» SOURCE PASSAGE:
FOCUS TUBE OUTLET PROTECTORS

Abstract

A composite chemical vapour deposition diamond (CVDD) focus tube (30, 32, 50) for an abrasive waterjet cutting tool comprises a CVDD tube with a protective ring (55) of superhard material, such as polycrystalline diamond (PCD), CVDD or cubic boron nitride (CBN) at its outlet end. The CVDD tube is encased in a reinforcing material such as a metal or metal alloy, or a plastics material that has set solid in situ. The reinforcing material (38, 51, 81, 91) supports the CVDD tube and in most versions the protective ring, too. The protective ring extends across an outlet face of the composite CVDD focus tube to protect it from abrasive and water reflected back from a workpiece on to the outlet face. The protective ring may be formed as an integral part of the CVDD tube or may comprise a separately formed element mounted to the outlet end of the CVDD tube. The protective ring may be mounted to a former around which the CVDD tube is then formed, or it may be attached by means of the reinforcing material, such as metal deposited by plating.

» LIST OF TASKS:
**1.** Answer these questions using the focus tube abstract:
(a) Which superhard materials are named as options for the protective ring?
(b) Which materials may encase the CVDD tube as reinforcement?
(c) What does the protective ring protect the outlet face from?
**2.** Write the next part of the focus tube abstract, beginning after its final sentence.
The entries that follow have no connection to the focus tube abstract.

» EXTRACTED INFORMATION:
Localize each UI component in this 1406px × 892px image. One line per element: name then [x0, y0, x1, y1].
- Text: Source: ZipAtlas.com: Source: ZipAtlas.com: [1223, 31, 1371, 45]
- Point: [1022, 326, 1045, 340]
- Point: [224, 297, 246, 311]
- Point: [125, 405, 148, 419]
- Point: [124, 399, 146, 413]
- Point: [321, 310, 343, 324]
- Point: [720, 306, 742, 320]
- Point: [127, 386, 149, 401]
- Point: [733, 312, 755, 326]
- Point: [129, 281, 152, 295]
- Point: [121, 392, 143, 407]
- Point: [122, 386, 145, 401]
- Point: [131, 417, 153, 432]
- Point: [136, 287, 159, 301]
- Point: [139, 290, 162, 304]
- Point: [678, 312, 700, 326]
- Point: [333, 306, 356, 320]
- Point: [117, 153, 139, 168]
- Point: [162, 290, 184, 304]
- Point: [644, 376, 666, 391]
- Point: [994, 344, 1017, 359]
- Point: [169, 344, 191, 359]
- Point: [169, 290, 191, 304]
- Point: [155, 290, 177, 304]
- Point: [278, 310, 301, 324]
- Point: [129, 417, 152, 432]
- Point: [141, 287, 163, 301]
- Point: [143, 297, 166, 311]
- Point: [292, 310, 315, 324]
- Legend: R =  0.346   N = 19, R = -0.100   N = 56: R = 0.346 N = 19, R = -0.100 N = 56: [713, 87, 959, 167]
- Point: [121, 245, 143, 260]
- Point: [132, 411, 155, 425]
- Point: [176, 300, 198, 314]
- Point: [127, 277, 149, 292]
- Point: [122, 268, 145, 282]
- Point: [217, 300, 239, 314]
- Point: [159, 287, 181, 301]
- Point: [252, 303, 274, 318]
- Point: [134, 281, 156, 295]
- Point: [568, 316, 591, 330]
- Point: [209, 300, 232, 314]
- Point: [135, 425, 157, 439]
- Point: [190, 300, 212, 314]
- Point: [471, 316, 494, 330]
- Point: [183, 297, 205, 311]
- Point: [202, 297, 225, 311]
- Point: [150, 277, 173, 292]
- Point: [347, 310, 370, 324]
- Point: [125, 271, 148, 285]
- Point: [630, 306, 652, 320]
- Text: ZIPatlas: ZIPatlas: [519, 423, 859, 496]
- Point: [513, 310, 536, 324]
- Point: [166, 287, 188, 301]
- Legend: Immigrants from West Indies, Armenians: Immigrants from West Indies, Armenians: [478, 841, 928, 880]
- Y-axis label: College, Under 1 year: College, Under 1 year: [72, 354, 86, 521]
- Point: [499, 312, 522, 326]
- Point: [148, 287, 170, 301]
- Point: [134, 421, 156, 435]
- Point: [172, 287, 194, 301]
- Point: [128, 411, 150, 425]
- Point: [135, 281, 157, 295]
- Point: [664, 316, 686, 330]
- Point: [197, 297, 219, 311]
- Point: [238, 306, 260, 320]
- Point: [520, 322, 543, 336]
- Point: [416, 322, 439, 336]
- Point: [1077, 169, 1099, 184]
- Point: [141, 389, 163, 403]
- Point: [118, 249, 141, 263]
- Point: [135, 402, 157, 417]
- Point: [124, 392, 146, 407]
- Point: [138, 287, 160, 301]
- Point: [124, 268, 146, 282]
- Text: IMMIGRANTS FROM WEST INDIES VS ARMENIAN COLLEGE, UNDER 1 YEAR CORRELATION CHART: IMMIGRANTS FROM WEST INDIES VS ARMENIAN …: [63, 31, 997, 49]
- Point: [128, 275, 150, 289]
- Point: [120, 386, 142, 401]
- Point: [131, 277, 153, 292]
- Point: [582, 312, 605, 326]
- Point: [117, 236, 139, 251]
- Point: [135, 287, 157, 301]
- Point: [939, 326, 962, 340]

» ANSWERS TO THE TASKS:
**1.**
(a) Polycrystalline diamond (PCD), CVDD or cubic boron nitride (CBN).
(b) A metal or metal alloy, or a plastics material that has set solid in situ.
(c) Abrasive and water reflected back from a workpiece onto the outlet face.

**2.**
Claims

1-22. (canceled)

23. A composite chemical vapour deposition diamond (CVDD) focus tube for a cutting head of an abrasive waterjet cutting machine, said composite CVDD focus tube comprising: an elongate CVDD tube having a through bore extending longitudinally between an inlet end of the elongate CVDD tube and an outlet end of the elongate CVDD tube, said elongate CVDD tube being provided adjacent its outlet end with a protective element comprising a superhard material, said protective element comprising an integral part of the elongate CVDD tube extending radially outwardly across an outlet face of the composite CVDD focus tube; and the composite CVDD focus tube further comprises a body of reinforcing material extending around the CVDD tube and contacting at least a part of its external surface so as to support the CVDD tube.

24. A composite CVDD focus tube as claimed in claim 23, wherein the protective element comprises a protective ring or annulus of superhard material.

25. A composite CVDD focus tube as claimed in claim 24, wherein the protective ring comprises a central aperture aligned with an outlet end of the bore of the elongate CVDD tube.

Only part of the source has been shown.